**TASK REQUIREMENTS:** Restate the material word for word and leave out anything that is a picture.

**STORED RECORDS:**

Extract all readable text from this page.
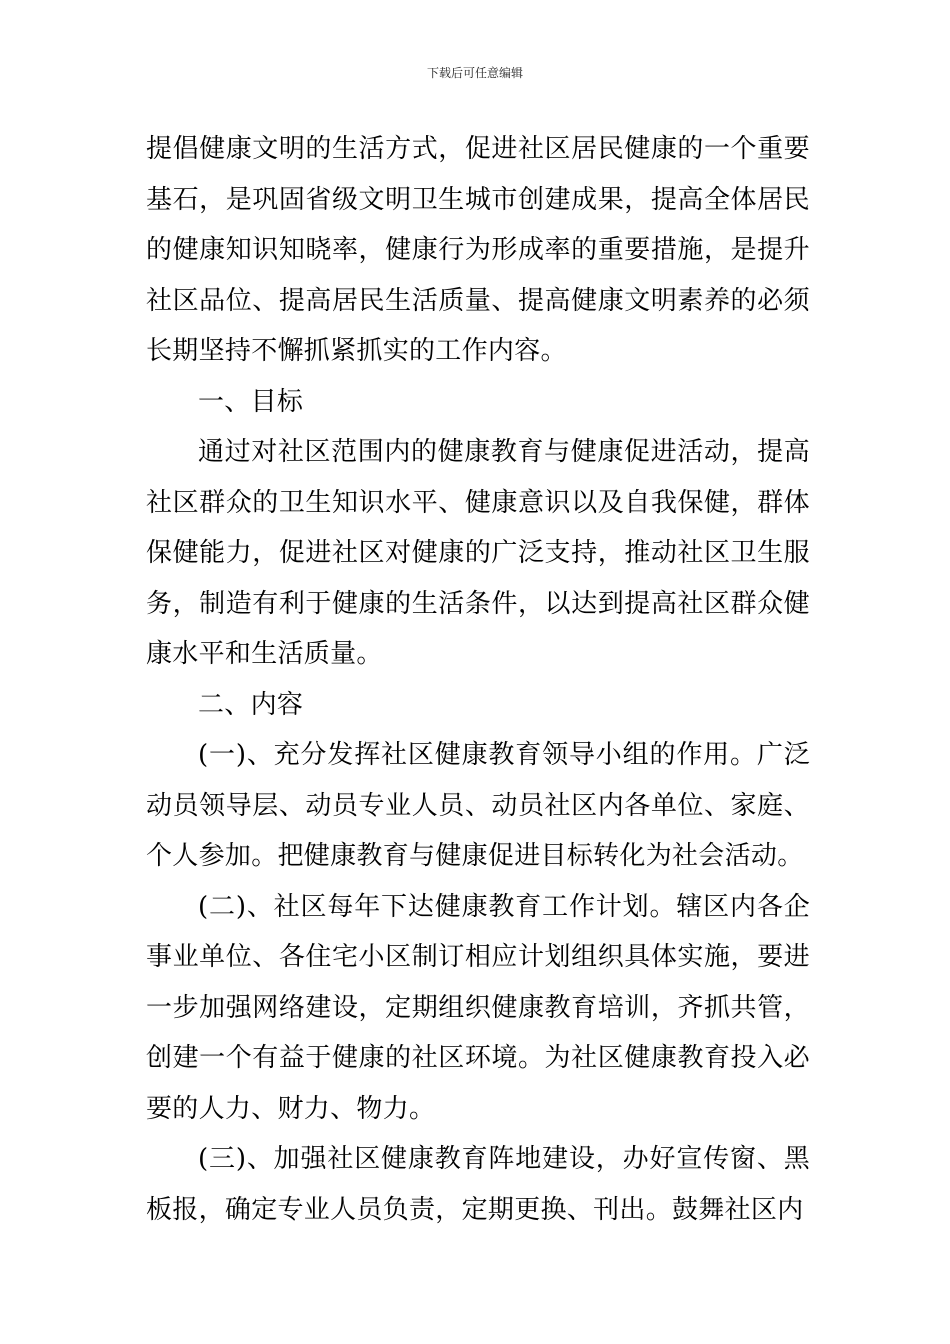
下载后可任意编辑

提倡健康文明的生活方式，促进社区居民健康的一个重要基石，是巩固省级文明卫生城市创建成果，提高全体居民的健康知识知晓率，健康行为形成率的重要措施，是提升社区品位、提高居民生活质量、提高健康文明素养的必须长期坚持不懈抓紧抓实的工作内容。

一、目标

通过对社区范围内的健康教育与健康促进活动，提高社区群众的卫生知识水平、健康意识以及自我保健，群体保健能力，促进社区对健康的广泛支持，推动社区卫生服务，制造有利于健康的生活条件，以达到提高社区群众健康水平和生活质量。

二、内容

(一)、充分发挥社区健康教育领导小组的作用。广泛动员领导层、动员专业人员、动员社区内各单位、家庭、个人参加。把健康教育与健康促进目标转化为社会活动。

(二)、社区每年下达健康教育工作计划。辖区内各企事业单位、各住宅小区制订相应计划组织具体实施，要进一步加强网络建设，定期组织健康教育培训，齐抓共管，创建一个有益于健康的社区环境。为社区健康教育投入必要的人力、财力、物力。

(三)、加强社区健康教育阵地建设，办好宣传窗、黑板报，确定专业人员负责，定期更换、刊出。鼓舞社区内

**WRITTEN REPLY:**
Extract all readable text from this page.
下载后可任意编辑

提倡健康文明的生活方式，促进社区居民健康的一个重要基石，是巩固省级文明卫生城市创建成果，提高全体居民的健康知识知晓率，健康行为形成率的重要措施，是提升社区品位、提高居民生活质量、提高健康文明素养的必须长期坚持不懈抓紧抓实的工作内容。

一、目标

通过对社区范围内的健康教育与健康促进活动，提高社区群众的卫生知识水平、健康意识以及自我保健，群体保健能力，促进社区对健康的广泛支持，推动社区卫生服务，制造有利于健康的生活条件，以达到提高社区群众健康水平和生活质量。

二、内容

(一)、充分发挥社区健康教育领导小组的作用。广泛动员领导层、动员专业人员、动员社区内各单位、家庭、个人参加。把健康教育与健康促进目标转化为社会活动。

(二)、社区每年下达健康教育工作计划。辖区内各企事业单位、各住宅小区制订相应计划组织具体实施，要进一步加强网络建设，定期组织健康教育培训，齐抓共管，创建一个有益于健康的社区环境。为社区健康教育投入必要的人力、财力、物力。

(三)、加强社区健康教育阵地建设，办好宣传窗、黑板报，确定专业人员负责，定期更换、刊出。鼓舞社区内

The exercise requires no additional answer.